YOUR GOAL: Using the listing below, report all lines holding the word "already".

GIVEN INFORMATION:
┌──
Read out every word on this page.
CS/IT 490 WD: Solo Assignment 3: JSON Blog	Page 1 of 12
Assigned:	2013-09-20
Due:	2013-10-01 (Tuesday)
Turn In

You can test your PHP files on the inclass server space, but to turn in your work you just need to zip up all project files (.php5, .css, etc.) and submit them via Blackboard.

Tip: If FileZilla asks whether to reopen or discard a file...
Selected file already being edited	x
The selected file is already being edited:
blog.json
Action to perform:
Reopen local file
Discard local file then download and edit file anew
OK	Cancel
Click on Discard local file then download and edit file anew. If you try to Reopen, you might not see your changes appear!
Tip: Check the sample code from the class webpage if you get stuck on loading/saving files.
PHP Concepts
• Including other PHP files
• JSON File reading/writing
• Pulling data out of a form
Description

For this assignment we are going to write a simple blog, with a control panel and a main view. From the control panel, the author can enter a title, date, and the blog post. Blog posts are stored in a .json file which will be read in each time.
└──
REPLY TO THE EXERCISE:
Selected file already being edited	x
The selected file is already being edited:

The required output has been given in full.